Task description: Print each line of the listing once more, precisely as given.

Dataset:
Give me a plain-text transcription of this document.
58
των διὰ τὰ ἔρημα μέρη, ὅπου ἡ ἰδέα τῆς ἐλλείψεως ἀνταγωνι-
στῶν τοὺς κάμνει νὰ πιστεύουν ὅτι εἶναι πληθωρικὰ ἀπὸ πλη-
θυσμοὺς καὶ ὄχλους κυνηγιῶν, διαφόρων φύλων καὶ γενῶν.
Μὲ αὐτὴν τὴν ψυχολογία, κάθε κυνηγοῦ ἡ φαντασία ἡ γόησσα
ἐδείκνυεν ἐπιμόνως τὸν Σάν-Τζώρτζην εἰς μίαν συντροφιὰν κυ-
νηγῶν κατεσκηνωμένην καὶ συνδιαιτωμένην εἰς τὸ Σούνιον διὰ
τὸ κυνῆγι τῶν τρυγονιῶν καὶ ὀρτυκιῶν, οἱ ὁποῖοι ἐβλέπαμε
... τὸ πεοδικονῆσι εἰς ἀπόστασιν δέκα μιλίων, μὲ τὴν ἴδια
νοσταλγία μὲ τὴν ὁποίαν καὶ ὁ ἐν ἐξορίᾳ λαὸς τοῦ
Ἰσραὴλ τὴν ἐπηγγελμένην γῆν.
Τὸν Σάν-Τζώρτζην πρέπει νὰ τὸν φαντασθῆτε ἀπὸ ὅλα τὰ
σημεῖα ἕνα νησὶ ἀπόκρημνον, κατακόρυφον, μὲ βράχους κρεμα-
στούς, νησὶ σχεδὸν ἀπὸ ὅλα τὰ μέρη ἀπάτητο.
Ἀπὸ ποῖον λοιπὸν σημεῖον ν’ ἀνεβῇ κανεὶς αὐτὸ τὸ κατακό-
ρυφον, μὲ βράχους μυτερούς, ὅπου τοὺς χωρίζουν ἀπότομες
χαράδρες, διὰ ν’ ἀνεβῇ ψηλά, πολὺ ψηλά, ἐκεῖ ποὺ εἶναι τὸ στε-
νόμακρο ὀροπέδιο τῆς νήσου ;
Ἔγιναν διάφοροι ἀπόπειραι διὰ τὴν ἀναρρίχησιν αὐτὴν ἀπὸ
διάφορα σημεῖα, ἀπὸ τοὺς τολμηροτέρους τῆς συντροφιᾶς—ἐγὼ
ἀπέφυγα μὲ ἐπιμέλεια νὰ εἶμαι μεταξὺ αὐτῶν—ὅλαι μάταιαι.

Problem solution:
Give me a plain-text transcription of this document.
58
των διὰ τὰ ἔρημα μέρη, ὅπου ἡ ἰδέα τῆς ἐλλείψεως ἀνταγωνι-
στῶν τοὺς κάμνει νὰ πιστεύουν ὅτι εἶναι πληθωρικὰ ἀπὸ πλη-
θυσμοὺς καὶ ὄχλους κυνηγιῶν, διαφόρων φύλων καὶ γενῶν.
Μὲ αὐτὴν τὴν ψυχολογία, κάθε κυνηγοῦ ἡ φαντασία ἡ γόησσα
ἐδείκνυεν ἐπιμόνως τὸν Σάν-Τζώρτζην εἰς μίαν συντροφιὰν κυ-
νηγῶν κατεσκηνωμένην καὶ συνδιαιτωμένην εἰς τὸ Σούνιον διὰ
τὸ κυνῆγι τῶν τρυγονιῶν καὶ ὀρτυκιῶν, οἱ ὁποῖοι ἐβλέπαμε
... τὸ πεοδικονῆσι εἰς ἀπόστασιν δέκα μιλίων, μὲ τὴν ἴδια
νοσταλγία μὲ τὴν ὁποίαν καὶ ὁ ἐν ἐξορίᾳ λαὸς τοῦ
Ἰσραὴλ τὴν ἐπηγγελμένην γῆν.
Τὸν Σάν-Τζώρτζην πρέπει νὰ τὸν φαντασθῆτε ἀπὸ ὅλα τὰ
σημεῖα ἕνα νησὶ ἀπόκρημνον, κατακόρυφον, μὲ βράχους κρεμα-
στούς, νησὶ σχεδὸν ἀπὸ ὅλα τὰ μέρη ἀπάτητο.
Ἀπὸ ποῖον λοιπὸν σημεῖον ν’ ἀνεβῇ κανεὶς αὐτὸ τὸ κατακό-
ρυφον, μὲ βράχους μυτερούς, ὅπου τοὺς χωρίζουν ἀπότομες
χαράδρες, διὰ ν’ ἀνεβῇ ψηλά, πολὺ ψηλά, ἐκεῖ ποὺ εἶναι τὸ στε-
νόμακρο ὀροπέδιο τῆς νήσου ;
Ἔγιναν διάφοροι ἀπόπειραι διὰ τὴν ἀναρρίχησιν αὐτὴν ἀπὸ
διάφορα σημεῖα, ἀπὸ τοὺς τολμηροτέρους τῆς συντροφιᾶς—ἐγὼ
ἀπέφυγα μὲ ἐπιμέλεια νὰ εἶμαι μεταξὺ αὐτῶν—ὅλαι μάταιαι.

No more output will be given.